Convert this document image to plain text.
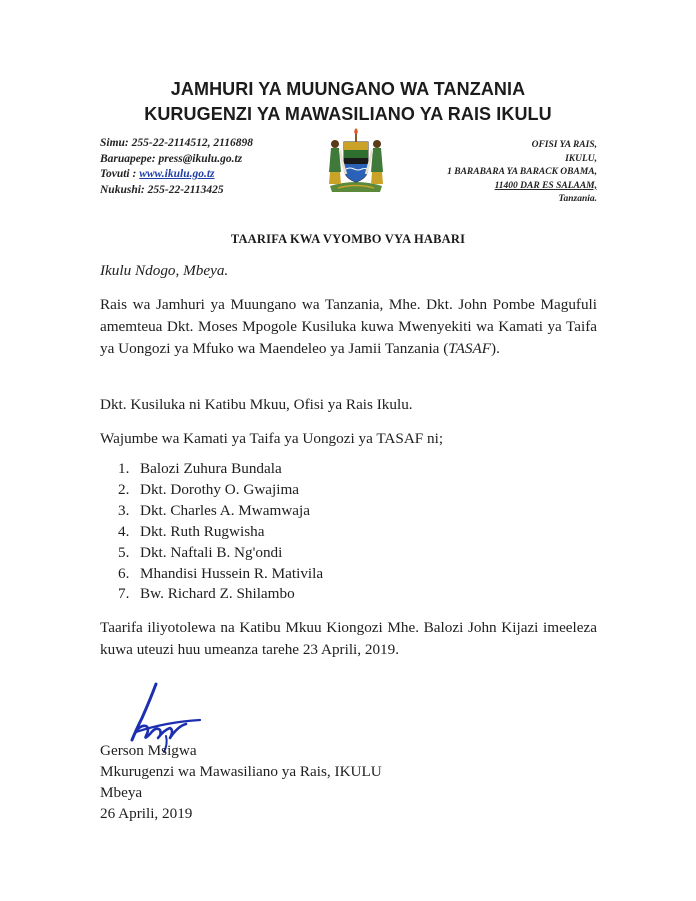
JAMHURI YA MUUNGANO WA TANZANIA
KURUGENZI YA MAWASILIANO YA RAIS IKULU
Simu: 255-22-2114512, 2116898
Baruapepe: press@ikulu.go.tz
Tovuti : www.ikulu.go.tz
Nukushi: 255-22-2113425
OFISI YA RAIS,
IKULU,
1 BARABARA YA BARACK OBAMA,
11400 DAR ES SALAAM,
Tanzania.
TAARIFA KWA VYOMBO VYA HABARI
Ikulu Ndogo, Mbeya.
Rais wa Jamhuri ya Muungano wa Tanzania, Mhe. Dkt. John Pombe Magufuli amemteua Dkt. Moses Mpogole Kusiluka kuwa Mwenyekiti wa Kamati ya Taifa ya Uongozi ya Mfuko wa Maendeleo ya Jamii Tanzania (TASAF).
Dkt. Kusiluka ni Katibu Mkuu, Ofisi ya Rais Ikulu.
Wajumbe wa Kamati ya Taifa ya Uongozi ya TASAF ni;
1. Balozi Zuhura Bundala
2. Dkt. Dorothy O. Gwajima
3. Dkt. Charles A. Mwamwaja
4. Dkt. Ruth Rugwisha
5. Dkt. Naftali B. Ng'ondi
6. Mhandisi Hussein R. Mativila
7. Bw. Richard Z. Shilambo
Taarifa iliyotolewa na Katibu Mkuu Kiongozi Mhe. Balozi John Kijazi imeeleza kuwa uteuzi huu umeanza tarehe 23 Aprili, 2019.
Gerson Msigwa
Mkurugenzi wa Mawasiliano ya Rais, IKULU
Mbeya
26 Aprili, 2019
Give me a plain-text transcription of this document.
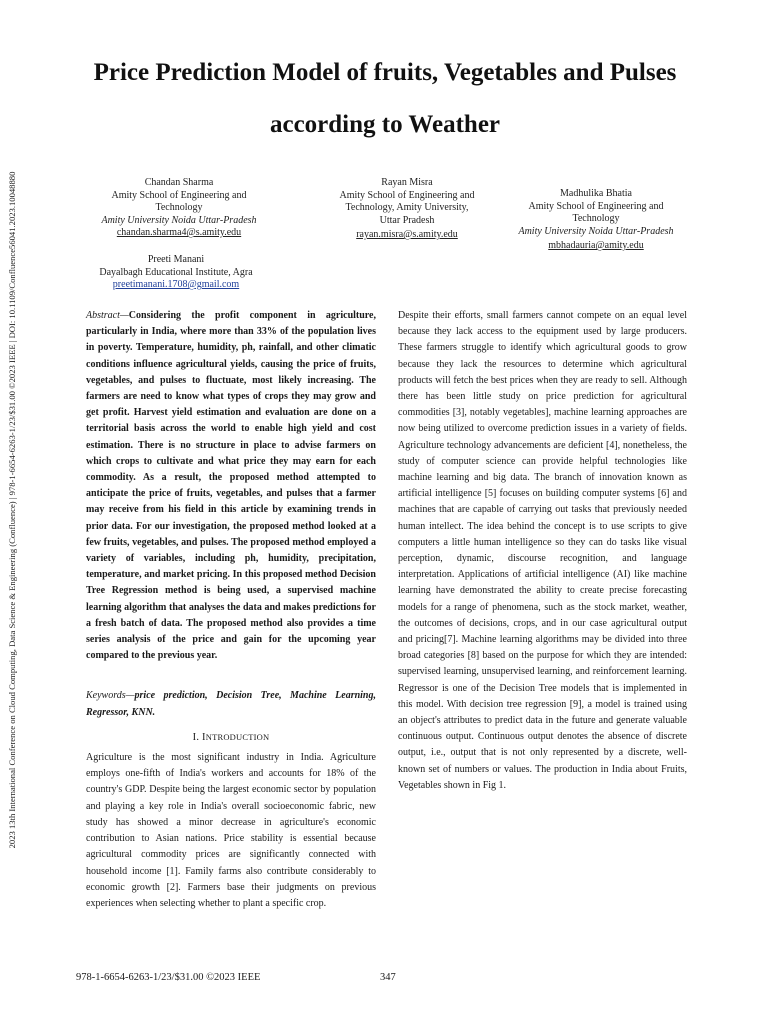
Price Prediction Model of fruits, Vegetables and Pulses according to Weather
2023 13th International Conference on Cloud Computing, Data Science & Engineering (Confluence) | 978-1-6654-6263-1/23/$31.00 ©2023 IEEE | DOI: 10.1109/Confluence56041.2023.10048880	Chandan Sharma
Amity School of Engineering and Technology
Amity University Noida Uttar-Pradesh
chandan.sharma4@s.amity.edu
Rayan Misra
Amity School of Engineering and Technology, Amity University, Uttar Pradesh
rayan.misra@s.amity.edu
Madhulika Bhatia
Amity School of Engineering and Technology
Amity University Noida Uttar-Pradesh
mbhadauria@amity.edu
Preeti Manani
Dayalbagh Educational Institute, Agra
preetimanani.1708@gmail.com

Abstract—Considering the profit component in agriculture, particularly in India, where more than 33% of the population lives in poverty. Temperature, humidity, ph, rainfall, and other climatic conditions influence agricultural yields, causing the price of fruits, vegetables, and pulses to fluctuate, most likely increasing. The farmers are need to know what types of crops they may grow and get profit. Harvest yield estimation and evaluation are done on a territorial basis across the world to enable high yield and cost estimation. There is no structure in place to advise farmers on which crops to cultivate and what price they may earn for each commodity. As a result, the proposed method attempted to anticipate the price of fruits, vegetables, and pulses that a farmer may receive from his field in this article by examining trends in prior data. For our investigation, the proposed method looked at a few fruits, vegetables, and pulses. The proposed method employed a variety of variables, including ph, humidity, precipitation, temperature, and market pricing. In this proposed method Decision Tree Regression method is being used, a supervised machine learning algorithm that analyses the data and makes predictions for a fresh batch of data. The proposed method also provides a time series analysis of the price and gain for the upcoming year compared to the previous year.

Keywords—price prediction, Decision Tree, Machine Learning, Regressor, KNN.

I. INTRODUCTION

Agriculture is the most significant industry in India. Agriculture employs one-fifth of India's workers and accounts for 18% of the country's GDP. Despite being the largest economic sector by population and playing a key role in India's overall socioeconomic fabric, new study has showed a minor decrease in agriculture's economic contribution to Asian nations. Price stability is essential because agricultural commodity prices are significantly connected with household income [1]. Family farms also contribute considerably to economic growth [2]. Farmers base their judgments on previous experiences when selecting whether to plant a specific crop.

Despite their efforts, small farmers cannot compete on an equal level because they lack access to the equipment used by large producers. These farmers struggle to identify which agricultural goods to grow because they lack the resources to determine which agricultural products will fetch the best prices when they are ready to sell. Although there has been little study on price prediction for agricultural commodities [3], notably vegetables], machine learning approaches are now being utilized to overcome prediction issues in a variety of fields. Agriculture technology advancements are deficient [4], nonetheless, the study of computer science can provide helpful technologies like machine learning and big data. The branch of innovation known as artificial intelligence [5] focuses on building computer systems [6] and machines that are capable of carrying out tasks that previously needed human intellect. The idea behind the concept is to use scripts to give computers a little human intelligence so they can do tasks like visual perception, dynamic, discourse recognition, and language interpretation. Applications of artificial intelligence (AI) like machine learning have demonstrated the ability to create precise forecasting models for a range of phenomena, such as the stock market, weather, the outcomes of decisions, crops, and in our case agricultural output and pricing[7]. Machine learning algorithms may be divided into three broad categories [8] based on the purpose for which they are intended: supervised learning, unsupervised learning, and reinforcement learning. Regressor is one of the Decision Tree models that is implemented in this model. With decision tree regression [9], a model is trained using an object's attributes to predict data in the future and generate valuable continuous output. Continuous output denotes the absence of discrete output, i.e., output that is not only represented by a discrete, well-known set of numbers or values. The production in India about Fruits, Vegetables shown in Fig 1.

978-1-6654-6263-1/23/$31.00 ©2023 IEEE	347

——————

◆ Task to complete ◆
Transcribe the records above exactly, omitting every picture they contain.

◆ Solution to the problem ◆
Convert this document image to plain text.
JAMHURI YA MUUNGANO WA TANZANIA
KURUGENZI YA MAWASILIANO YA RAIS IKULU
Simu: 255-22-2114512, 2116898
Baruapepe: press@ikulu.go.tz
Tovuti : www.ikulu.go.tz
Nukushi: 255-22-2113425
OFISI YA RAIS,
IKULU,
1 BARABARA YA BARACK OBAMA,
11400 DAR ES SALAAM,
Tanzania.
TAARIFA KWA VYOMBO VYA HABARI
Ikulu Ndogo, Mbeya.
Rais wa Jamhuri ya Muungano wa Tanzania, Mhe. Dkt. John Pombe Magufuli amemteua Dkt. Moses Mpogole Kusiluka kuwa Mwenyekiti wa Kamati ya Taifa ya Uongozi ya Mfuko wa Maendeleo ya Jamii Tanzania (TASAF).
Dkt. Kusiluka ni Katibu Mkuu, Ofisi ya Rais Ikulu.
Wajumbe wa Kamati ya Taifa ya Uongozi ya TASAF ni;
1. Balozi Zuhura Bundala
2. Dkt. Dorothy O. Gwajima
3. Dkt. Charles A. Mwamwaja
4. Dkt. Ruth Rugwisha
5. Dkt. Naftali B. Ng'ondi
6. Mhandisi Hussein R. Mativila
7. Bw. Richard Z. Shilambo
Taarifa iliyotolewa na Katibu Mkuu Kiongozi Mhe. Balozi John Kijazi imeeleza kuwa uteuzi huu umeanza tarehe 23 Aprili, 2019.
Gerson Msigwa
Mkurugenzi wa Mawasiliano ya Rais, IKULU
Mbeya
26 Aprili, 2019
Give me a plain-text transcription of this document.
Price Prediction Model of fruits, Vegetables and Pulses according to Weather
2023 13th International Conference on Cloud Computing, Data Science & Engineering (Confluence) | 978-1-6654-6263-1/23/$31.00 ©2023 IEEE | DOI: 10.1109/Confluence56041.2023.10048880	Chandan Sharma
Amity School of Engineering and Technology
Amity University Noida Uttar-Pradesh
chandan.sharma4@s.amity.edu
Rayan Misra
Amity School of Engineering and Technology, Amity University, Uttar Pradesh
rayan.misra@s.amity.edu
Madhulika Bhatia
Amity School of Engineering and Technology
Amity University Noida Uttar-Pradesh
mbhadauria@amity.edu
Preeti Manani
Dayalbagh Educational Institute, Agra
preetimanani.1708@gmail.com

Abstract—Considering the profit component in agriculture, particularly in India, where more than 33% of the population lives in poverty. Temperature, humidity, ph, rainfall, and other climatic conditions influence agricultural yields, causing the price of fruits, vegetables, and pulses to fluctuate, most likely increasing. The farmers are need to know what types of crops they may grow and get profit. Harvest yield estimation and evaluation are done on a territorial basis across the world to enable high yield and cost estimation. There is no structure in place to advise farmers on which crops to cultivate and what price they may earn for each commodity. As a result, the proposed method attempted to anticipate the price of fruits, vegetables, and pulses that a farmer may receive from his field in this article by examining trends in prior data. For our investigation, the proposed method looked at a few fruits, vegetables, and pulses. The proposed method employed a variety of variables, including ph, humidity, precipitation, temperature, and market pricing. In this proposed method Decision Tree Regression method is being used, a supervised machine learning algorithm that analyses the data and makes predictions for a fresh batch of data. The proposed method also provides a time series analysis of the price and gain for the upcoming year compared to the previous year.

Keywords—price prediction, Decision Tree, Machine Learning, Regressor, KNN.

I. INTRODUCTION

Agriculture is the most significant industry in India. Agriculture employs one-fifth of India's workers and accounts for 18% of the country's GDP. Despite being the largest economic sector by population and playing a key role in India's overall socioeconomic fabric, new study has showed a minor decrease in agriculture's economic contribution to Asian nations. Price stability is essential because agricultural commodity prices are significantly connected with household income [1]. Family farms also contribute considerably to economic growth [2]. Farmers base their judgments on previous experiences when selecting whether to plant a specific crop.

Despite their efforts, small farmers cannot compete on an equal level because they lack access to the equipment used by large producers. These farmers struggle to identify which agricultural goods to grow because they lack the resources to determine which agricultural products will fetch the best prices when they are ready to sell. Although there has been little study on price prediction for agricultural commodities [3], notably vegetables], machine learning approaches are now being utilized to overcome prediction issues in a variety of fields. Agriculture technology advancements are deficient [4], nonetheless, the study of computer science can provide helpful technologies like machine learning and big data. The branch of innovation known as artificial intelligence [5] focuses on building computer systems [6] and machines that are capable of carrying out tasks that previously needed human intellect. The idea behind the concept is to use scripts to give computers a little human intelligence so they can do tasks like visual perception, dynamic, discourse recognition, and language interpretation. Applications of artificial intelligence (AI) like machine learning have demonstrated the ability to create precise forecasting models for a range of phenomena, such as the stock market, weather, the outcomes of decisions, crops, and in our case agricultural output and pricing[7]. Machine learning algorithms may be divided into three broad categories [8] based on the purpose for which they are intended: supervised learning, unsupervised learning, and reinforcement learning. Regressor is one of the Decision Tree models that is implemented in this model. With decision tree regression [9], a model is trained using an object's attributes to predict data in the future and generate valuable continuous output. Continuous output denotes the absence of discrete output, i.e., output that is not only represented by a discrete, well-known set of numbers or values. The production in India about Fruits, Vegetables shown in Fig 1.

978-1-6654-6263-1/23/$31.00 ©2023 IEEE	347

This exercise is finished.